> [Material]:
%%
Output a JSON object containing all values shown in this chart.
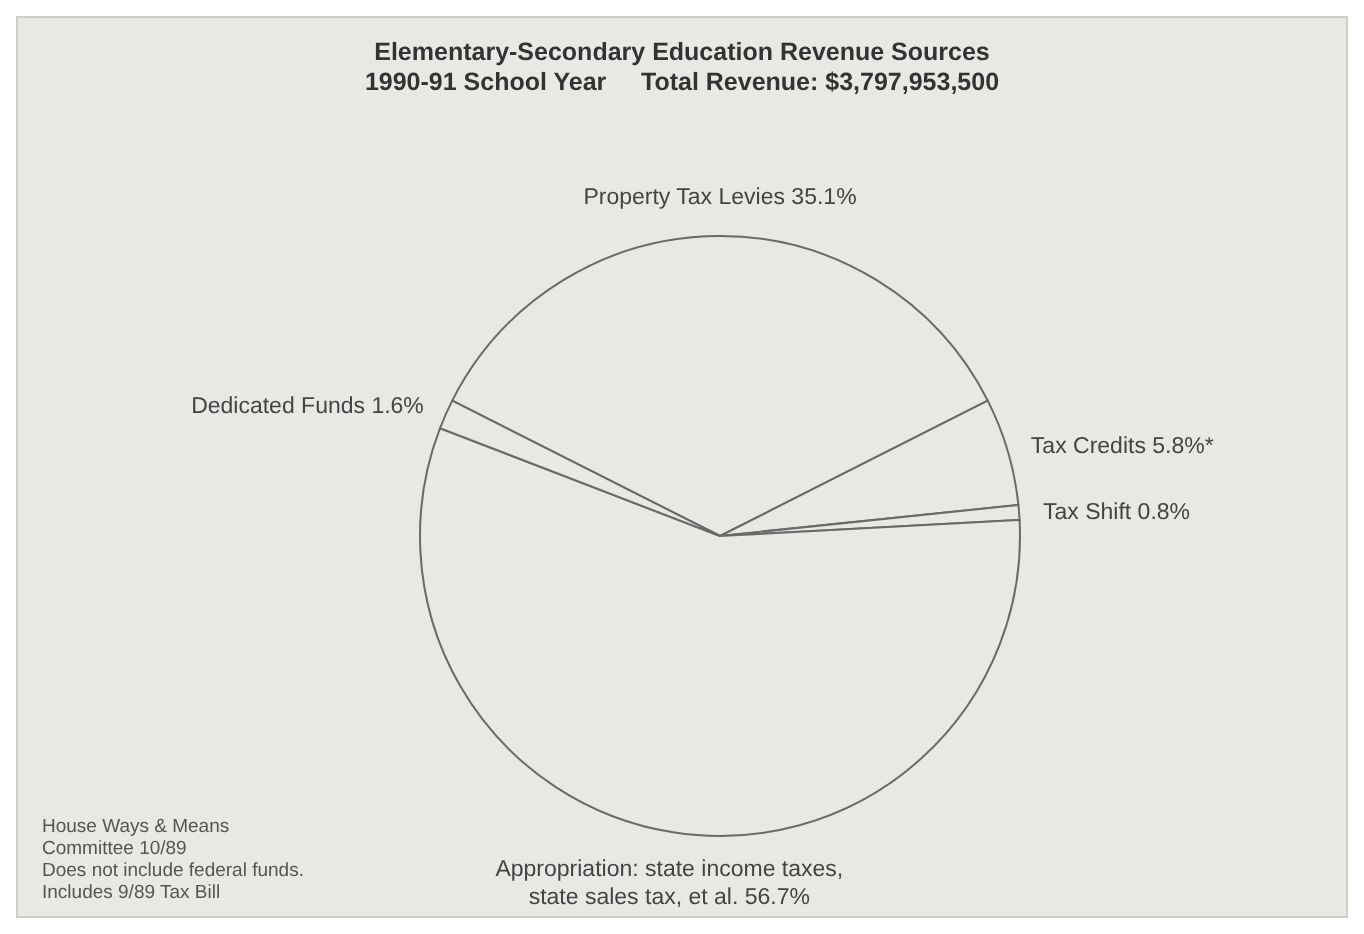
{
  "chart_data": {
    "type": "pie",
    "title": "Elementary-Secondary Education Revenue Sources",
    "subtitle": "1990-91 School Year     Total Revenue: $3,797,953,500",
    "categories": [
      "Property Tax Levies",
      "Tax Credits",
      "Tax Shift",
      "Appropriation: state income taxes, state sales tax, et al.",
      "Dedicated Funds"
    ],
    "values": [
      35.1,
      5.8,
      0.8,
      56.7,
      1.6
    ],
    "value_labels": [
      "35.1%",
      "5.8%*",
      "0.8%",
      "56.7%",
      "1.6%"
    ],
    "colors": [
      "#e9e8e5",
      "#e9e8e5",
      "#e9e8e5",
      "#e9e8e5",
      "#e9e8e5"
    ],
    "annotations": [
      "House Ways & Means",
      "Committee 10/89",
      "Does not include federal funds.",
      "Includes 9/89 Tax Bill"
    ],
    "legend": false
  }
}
%%
%%
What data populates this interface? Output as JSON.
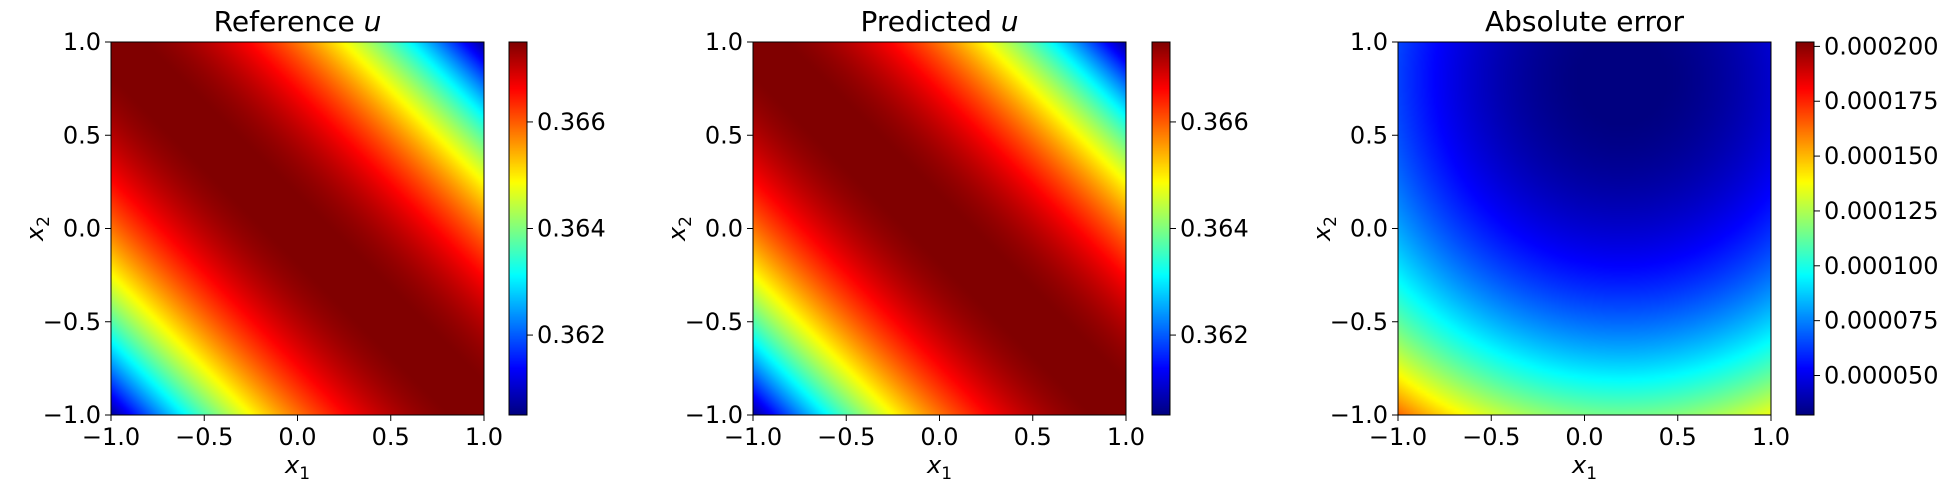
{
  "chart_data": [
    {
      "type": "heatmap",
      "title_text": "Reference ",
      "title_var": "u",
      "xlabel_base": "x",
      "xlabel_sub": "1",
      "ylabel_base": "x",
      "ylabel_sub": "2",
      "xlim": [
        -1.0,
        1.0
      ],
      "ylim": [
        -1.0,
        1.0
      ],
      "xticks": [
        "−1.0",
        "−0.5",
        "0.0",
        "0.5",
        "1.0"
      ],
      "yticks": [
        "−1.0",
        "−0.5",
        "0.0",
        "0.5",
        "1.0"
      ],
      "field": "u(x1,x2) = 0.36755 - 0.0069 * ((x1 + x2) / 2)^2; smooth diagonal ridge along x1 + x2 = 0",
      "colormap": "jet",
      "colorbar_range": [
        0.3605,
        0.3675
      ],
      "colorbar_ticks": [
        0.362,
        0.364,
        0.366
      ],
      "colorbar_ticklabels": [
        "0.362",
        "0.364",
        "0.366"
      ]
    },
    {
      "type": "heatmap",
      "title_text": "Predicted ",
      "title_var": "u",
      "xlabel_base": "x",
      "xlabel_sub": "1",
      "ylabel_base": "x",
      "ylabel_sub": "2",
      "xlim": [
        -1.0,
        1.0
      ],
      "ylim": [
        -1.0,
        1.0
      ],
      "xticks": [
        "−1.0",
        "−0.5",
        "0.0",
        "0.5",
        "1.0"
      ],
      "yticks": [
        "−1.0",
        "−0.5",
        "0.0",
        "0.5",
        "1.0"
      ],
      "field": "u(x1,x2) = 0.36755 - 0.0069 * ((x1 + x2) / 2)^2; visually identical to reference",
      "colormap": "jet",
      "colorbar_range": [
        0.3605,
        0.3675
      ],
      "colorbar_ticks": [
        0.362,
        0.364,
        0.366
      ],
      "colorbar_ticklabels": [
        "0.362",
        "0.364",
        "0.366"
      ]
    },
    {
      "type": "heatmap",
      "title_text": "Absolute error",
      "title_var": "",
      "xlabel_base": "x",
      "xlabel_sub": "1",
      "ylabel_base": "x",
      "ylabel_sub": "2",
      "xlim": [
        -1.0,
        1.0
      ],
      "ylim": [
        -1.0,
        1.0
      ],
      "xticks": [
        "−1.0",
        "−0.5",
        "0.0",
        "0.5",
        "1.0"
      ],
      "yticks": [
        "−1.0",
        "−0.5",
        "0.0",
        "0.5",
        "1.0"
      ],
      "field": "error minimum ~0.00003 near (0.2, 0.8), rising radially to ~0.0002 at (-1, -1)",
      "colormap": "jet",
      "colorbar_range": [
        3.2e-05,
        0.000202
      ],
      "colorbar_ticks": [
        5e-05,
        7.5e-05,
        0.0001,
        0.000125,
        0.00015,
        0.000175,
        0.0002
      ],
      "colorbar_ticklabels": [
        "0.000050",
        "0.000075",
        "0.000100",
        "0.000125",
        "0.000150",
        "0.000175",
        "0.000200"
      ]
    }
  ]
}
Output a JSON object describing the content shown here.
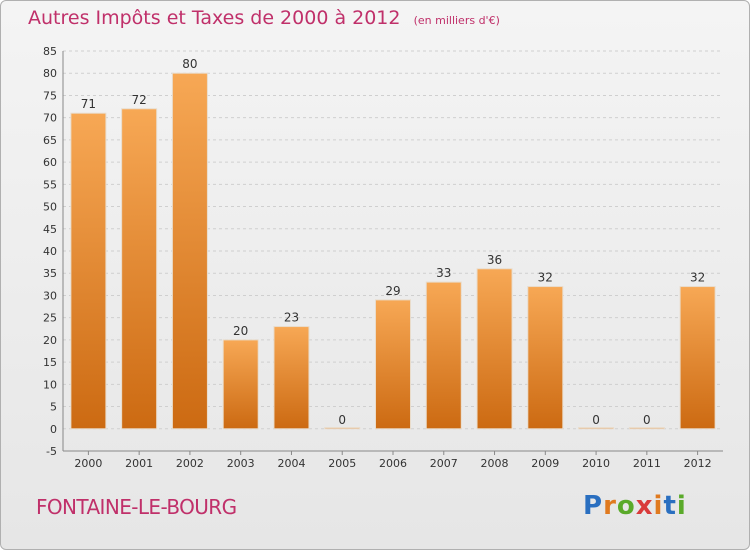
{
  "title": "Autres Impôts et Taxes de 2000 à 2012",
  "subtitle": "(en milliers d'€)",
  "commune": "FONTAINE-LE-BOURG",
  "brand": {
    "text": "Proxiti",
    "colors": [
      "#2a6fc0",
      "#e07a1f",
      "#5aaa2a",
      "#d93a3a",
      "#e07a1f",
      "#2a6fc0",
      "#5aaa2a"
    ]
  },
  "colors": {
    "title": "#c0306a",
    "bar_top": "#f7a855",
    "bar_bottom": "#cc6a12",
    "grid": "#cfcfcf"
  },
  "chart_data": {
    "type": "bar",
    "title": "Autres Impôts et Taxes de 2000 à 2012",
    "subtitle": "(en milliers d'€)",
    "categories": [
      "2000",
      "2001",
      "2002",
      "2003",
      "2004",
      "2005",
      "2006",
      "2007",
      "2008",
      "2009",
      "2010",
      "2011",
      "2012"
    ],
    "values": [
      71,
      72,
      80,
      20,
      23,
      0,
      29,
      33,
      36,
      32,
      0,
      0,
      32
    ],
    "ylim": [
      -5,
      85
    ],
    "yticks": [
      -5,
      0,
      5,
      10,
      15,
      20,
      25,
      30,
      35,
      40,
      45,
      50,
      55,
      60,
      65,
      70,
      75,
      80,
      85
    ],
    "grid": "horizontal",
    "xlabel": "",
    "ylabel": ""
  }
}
%%
%%
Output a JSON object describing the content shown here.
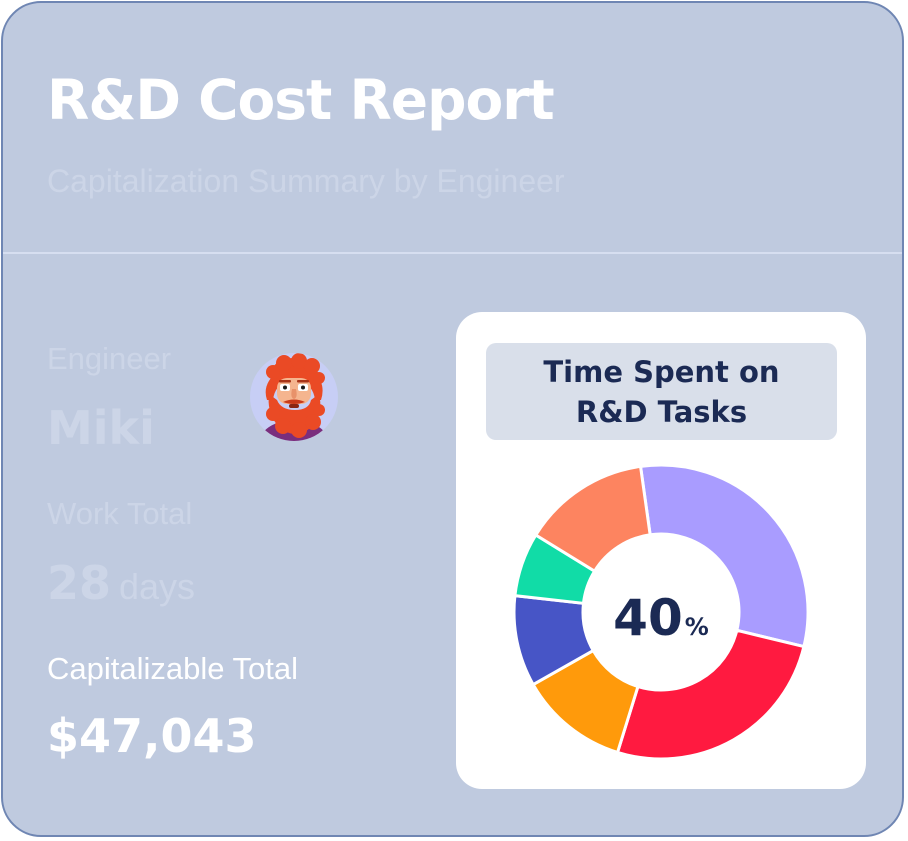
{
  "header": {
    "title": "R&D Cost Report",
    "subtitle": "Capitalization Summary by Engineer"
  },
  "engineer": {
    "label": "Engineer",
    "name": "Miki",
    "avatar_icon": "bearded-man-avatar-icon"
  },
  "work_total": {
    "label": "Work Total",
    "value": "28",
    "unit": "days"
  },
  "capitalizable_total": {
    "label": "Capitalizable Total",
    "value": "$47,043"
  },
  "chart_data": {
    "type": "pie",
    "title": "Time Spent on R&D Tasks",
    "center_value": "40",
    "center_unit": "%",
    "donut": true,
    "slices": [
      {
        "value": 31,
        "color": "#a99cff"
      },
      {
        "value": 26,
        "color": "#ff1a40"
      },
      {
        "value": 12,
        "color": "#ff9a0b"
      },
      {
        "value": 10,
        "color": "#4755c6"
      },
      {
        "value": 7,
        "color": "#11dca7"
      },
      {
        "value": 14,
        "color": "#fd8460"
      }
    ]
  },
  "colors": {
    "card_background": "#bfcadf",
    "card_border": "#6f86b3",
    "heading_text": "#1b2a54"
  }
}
%%
The answer is the number of lines in the preceding material that hold "milliers"; write that number and nothing else.

> [Correct response]: 2